-- Start of Task input --

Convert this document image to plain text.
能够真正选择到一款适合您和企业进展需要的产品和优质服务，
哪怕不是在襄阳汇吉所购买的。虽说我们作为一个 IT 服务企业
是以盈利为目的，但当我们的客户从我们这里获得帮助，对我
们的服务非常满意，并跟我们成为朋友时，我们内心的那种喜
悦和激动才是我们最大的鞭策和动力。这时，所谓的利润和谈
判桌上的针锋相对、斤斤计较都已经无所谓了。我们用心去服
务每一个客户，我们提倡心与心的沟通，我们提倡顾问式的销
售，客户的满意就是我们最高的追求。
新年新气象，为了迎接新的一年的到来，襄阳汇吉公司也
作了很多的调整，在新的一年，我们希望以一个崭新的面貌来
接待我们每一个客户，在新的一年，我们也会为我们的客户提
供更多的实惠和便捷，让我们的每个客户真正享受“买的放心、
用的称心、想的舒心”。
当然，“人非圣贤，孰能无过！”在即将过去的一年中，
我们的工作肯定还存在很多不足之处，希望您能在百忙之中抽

-- End of Task input --

Set problem
Every line above should be printed again exactly as it stands.

Result of this task
Convert this document image to plain text.
能够真正选择到一款适合您和企业进展需要的产品和优质服务，
哪怕不是在襄阳汇吉所购买的。虽说我们作为一个 IT 服务企业
是以盈利为目的，但当我们的客户从我们这里获得帮助，对我
们的服务非常满意，并跟我们成为朋友时，我们内心的那种喜
悦和激动才是我们最大的鞭策和动力。这时，所谓的利润和谈
判桌上的针锋相对、斤斤计较都已经无所谓了。我们用心去服
务每一个客户，我们提倡心与心的沟通，我们提倡顾问式的销
售，客户的满意就是我们最高的追求。
新年新气象，为了迎接新的一年的到来，襄阳汇吉公司也
作了很多的调整，在新的一年，我们希望以一个崭新的面貌来
接待我们每一个客户，在新的一年，我们也会为我们的客户提
供更多的实惠和便捷，让我们的每个客户真正享受“买的放心、
用的称心、想的舒心”。
当然，“人非圣贤，孰能无过！”在即将过去的一年中，
我们的工作肯定还存在很多不足之处，希望您能在百忙之中抽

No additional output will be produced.